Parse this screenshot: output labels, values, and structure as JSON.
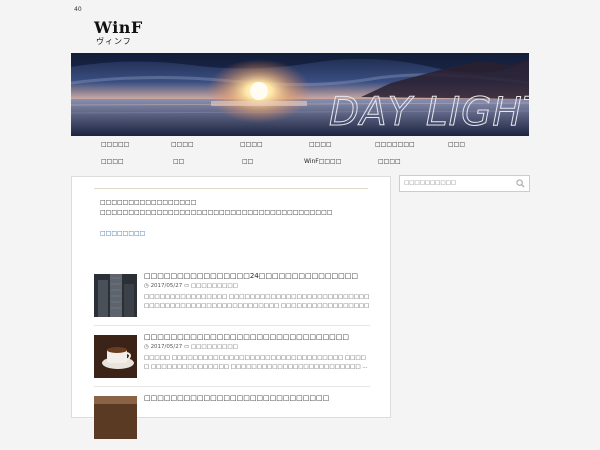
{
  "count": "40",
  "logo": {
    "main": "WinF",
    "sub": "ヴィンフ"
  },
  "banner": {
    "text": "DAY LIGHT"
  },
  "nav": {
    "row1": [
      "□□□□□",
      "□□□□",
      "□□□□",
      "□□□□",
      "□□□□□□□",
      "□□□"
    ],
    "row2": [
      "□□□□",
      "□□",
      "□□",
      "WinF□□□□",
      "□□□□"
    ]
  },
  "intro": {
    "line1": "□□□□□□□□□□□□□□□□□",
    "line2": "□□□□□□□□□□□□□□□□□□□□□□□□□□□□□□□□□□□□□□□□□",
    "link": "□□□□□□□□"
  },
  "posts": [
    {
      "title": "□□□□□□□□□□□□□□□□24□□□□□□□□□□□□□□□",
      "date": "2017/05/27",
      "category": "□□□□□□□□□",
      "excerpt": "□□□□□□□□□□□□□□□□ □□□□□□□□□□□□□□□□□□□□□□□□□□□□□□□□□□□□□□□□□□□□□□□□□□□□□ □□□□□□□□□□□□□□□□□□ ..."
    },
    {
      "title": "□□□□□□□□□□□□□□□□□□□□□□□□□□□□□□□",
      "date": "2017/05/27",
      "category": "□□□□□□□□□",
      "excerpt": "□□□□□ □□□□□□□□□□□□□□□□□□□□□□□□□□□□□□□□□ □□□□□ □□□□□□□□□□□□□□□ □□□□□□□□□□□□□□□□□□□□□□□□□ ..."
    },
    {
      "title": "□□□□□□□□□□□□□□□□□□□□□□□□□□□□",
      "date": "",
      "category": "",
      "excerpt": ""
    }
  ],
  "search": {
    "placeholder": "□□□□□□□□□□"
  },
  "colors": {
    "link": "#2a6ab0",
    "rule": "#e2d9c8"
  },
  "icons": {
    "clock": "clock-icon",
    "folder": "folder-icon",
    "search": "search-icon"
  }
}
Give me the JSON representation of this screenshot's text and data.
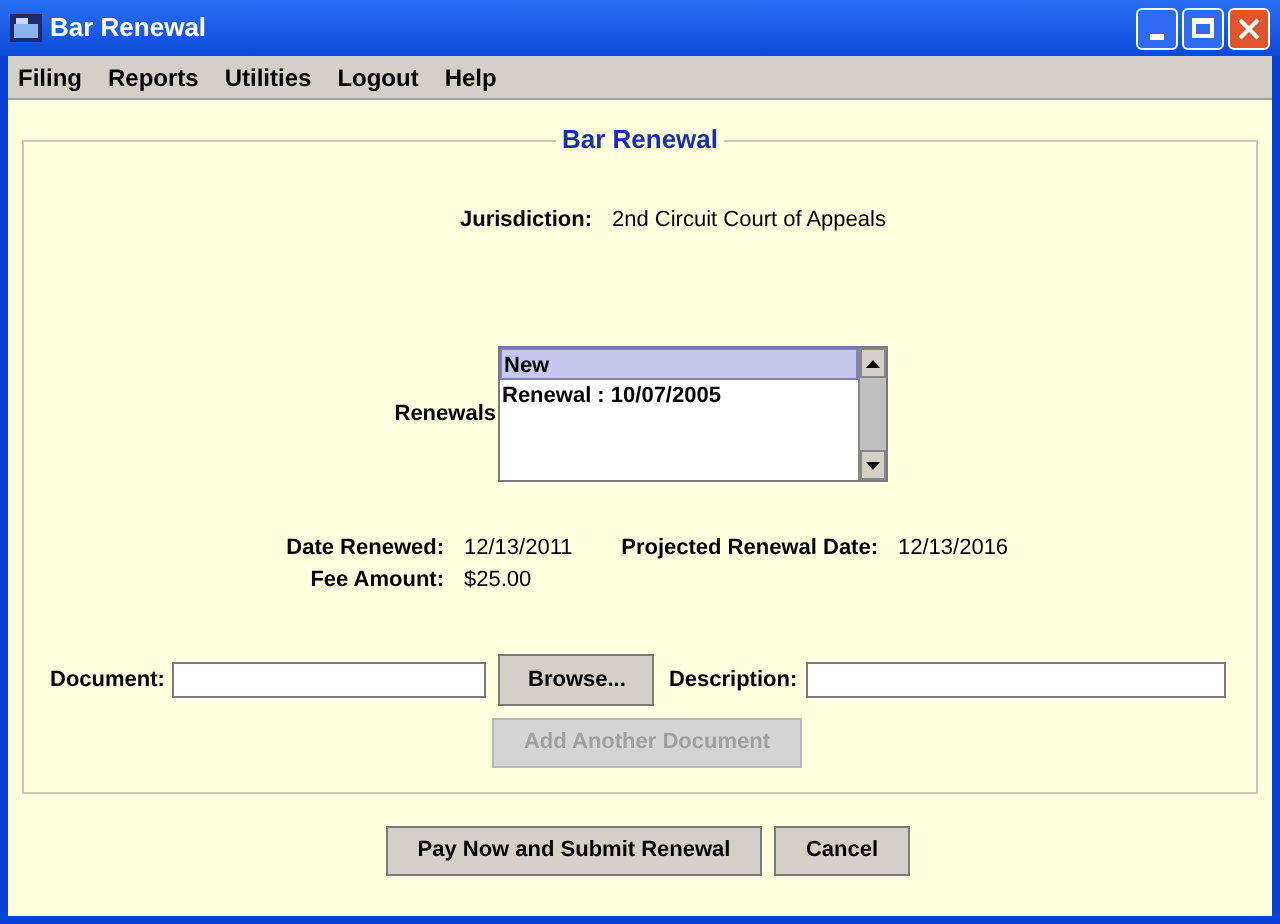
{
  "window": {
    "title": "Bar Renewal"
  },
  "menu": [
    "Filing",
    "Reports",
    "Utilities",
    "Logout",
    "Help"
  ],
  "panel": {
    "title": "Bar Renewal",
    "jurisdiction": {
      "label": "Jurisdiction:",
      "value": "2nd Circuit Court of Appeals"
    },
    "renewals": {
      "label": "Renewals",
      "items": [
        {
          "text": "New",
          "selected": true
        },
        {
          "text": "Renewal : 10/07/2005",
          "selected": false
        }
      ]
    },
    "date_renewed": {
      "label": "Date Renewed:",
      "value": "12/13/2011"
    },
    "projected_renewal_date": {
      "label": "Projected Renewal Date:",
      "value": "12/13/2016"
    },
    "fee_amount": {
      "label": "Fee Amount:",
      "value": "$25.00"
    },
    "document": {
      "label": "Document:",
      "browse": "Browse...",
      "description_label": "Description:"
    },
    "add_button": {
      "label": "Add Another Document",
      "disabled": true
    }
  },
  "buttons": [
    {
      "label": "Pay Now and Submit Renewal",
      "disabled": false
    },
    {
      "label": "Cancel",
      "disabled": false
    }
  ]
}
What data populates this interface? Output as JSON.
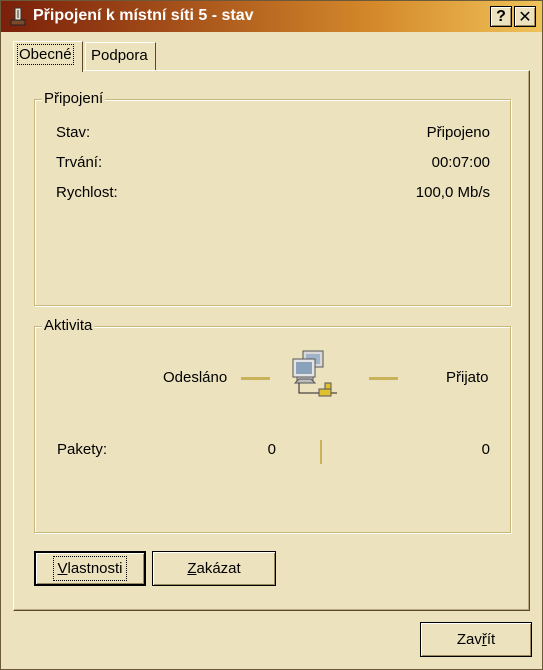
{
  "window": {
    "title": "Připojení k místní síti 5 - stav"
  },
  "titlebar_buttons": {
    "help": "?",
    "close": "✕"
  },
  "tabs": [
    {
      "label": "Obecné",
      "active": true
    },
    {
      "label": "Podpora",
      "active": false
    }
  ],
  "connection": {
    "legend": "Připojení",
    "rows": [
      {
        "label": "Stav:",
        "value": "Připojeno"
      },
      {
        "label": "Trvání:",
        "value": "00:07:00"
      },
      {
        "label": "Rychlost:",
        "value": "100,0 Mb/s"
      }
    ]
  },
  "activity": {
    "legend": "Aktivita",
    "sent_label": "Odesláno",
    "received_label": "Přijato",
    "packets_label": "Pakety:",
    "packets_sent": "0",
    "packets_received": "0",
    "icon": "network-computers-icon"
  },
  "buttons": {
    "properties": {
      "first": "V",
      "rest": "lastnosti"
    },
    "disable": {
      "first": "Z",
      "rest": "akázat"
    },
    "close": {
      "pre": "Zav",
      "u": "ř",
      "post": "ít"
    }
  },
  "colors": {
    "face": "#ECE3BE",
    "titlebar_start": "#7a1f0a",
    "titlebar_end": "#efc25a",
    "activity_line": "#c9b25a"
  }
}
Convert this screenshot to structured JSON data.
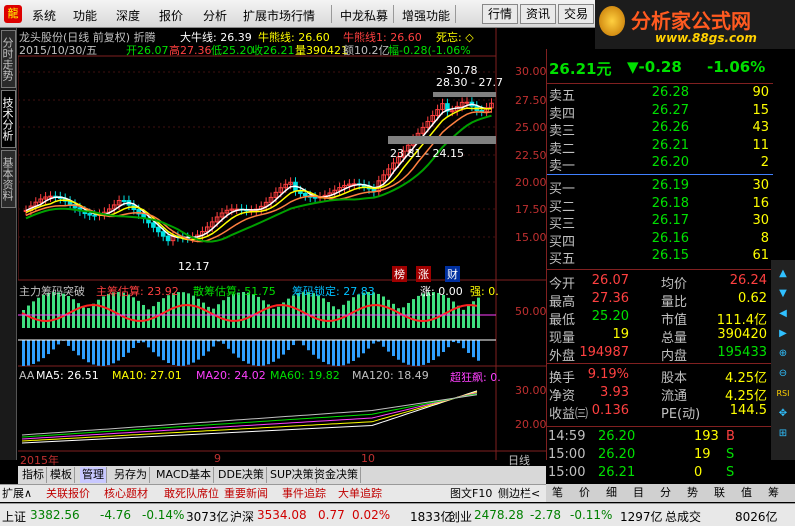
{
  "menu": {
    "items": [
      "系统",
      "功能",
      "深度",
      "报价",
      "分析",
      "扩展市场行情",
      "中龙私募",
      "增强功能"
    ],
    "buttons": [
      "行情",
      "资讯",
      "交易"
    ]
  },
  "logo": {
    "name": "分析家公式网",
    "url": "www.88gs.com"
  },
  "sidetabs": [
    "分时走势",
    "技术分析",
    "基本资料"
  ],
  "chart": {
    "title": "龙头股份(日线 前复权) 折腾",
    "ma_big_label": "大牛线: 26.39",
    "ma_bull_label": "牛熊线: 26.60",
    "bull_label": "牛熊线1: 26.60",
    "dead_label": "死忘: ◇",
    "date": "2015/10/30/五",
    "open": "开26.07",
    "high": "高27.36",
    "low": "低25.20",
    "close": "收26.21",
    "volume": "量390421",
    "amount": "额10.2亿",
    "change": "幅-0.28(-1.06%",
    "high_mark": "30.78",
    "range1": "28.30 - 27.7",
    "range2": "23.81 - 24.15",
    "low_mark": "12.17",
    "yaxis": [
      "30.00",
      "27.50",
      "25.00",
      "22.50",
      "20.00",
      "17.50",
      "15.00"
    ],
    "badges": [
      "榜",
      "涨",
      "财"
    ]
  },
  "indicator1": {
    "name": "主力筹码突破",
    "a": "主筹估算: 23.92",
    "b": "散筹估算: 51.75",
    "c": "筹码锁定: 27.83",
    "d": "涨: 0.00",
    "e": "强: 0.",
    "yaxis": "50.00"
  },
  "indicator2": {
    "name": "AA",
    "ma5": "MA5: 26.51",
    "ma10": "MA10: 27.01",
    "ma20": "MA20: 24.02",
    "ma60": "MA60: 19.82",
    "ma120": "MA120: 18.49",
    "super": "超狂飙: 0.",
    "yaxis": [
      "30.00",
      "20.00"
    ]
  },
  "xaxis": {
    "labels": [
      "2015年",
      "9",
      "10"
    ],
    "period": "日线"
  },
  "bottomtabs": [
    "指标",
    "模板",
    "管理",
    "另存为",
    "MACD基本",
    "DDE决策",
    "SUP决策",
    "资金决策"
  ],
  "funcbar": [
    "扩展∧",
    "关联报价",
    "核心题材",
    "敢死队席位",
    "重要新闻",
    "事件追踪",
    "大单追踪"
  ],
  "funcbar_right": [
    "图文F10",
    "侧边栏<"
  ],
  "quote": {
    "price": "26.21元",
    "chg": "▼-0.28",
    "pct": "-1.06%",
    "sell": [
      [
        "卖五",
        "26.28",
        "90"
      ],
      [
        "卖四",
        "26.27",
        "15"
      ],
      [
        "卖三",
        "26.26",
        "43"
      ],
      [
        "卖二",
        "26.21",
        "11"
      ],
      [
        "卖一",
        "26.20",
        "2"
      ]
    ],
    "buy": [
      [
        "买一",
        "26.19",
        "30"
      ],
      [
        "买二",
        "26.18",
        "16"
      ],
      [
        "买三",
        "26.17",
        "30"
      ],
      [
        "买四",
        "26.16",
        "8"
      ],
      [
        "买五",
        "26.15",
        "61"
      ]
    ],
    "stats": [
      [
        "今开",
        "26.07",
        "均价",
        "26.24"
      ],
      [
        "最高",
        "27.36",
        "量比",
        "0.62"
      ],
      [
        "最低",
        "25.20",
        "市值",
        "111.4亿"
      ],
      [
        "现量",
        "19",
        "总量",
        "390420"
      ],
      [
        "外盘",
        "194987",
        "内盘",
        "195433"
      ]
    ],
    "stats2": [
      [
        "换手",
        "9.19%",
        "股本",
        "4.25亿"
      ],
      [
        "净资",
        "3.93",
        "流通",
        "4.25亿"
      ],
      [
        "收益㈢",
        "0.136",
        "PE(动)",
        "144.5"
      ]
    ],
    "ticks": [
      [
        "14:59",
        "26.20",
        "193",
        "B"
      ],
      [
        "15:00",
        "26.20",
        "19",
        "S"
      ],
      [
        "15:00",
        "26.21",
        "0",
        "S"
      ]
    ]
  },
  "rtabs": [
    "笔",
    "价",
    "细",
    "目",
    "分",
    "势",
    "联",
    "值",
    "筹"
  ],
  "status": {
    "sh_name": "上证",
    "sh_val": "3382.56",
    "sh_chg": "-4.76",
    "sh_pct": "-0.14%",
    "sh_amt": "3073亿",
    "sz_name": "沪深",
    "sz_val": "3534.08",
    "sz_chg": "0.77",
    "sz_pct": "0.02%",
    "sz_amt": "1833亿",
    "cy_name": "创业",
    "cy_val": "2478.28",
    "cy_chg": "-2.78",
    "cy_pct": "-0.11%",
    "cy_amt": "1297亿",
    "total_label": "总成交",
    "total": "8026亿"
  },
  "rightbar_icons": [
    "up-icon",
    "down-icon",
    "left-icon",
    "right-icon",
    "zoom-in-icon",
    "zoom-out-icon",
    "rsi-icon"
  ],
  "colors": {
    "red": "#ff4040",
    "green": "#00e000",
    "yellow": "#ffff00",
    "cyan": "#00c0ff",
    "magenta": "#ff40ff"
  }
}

════════

**AIM OF THE EXERCISE**
State how many lines of the listing above include the word "labels". Give nothing but the number.

**RESPONSE TO THE EXERCISE**
2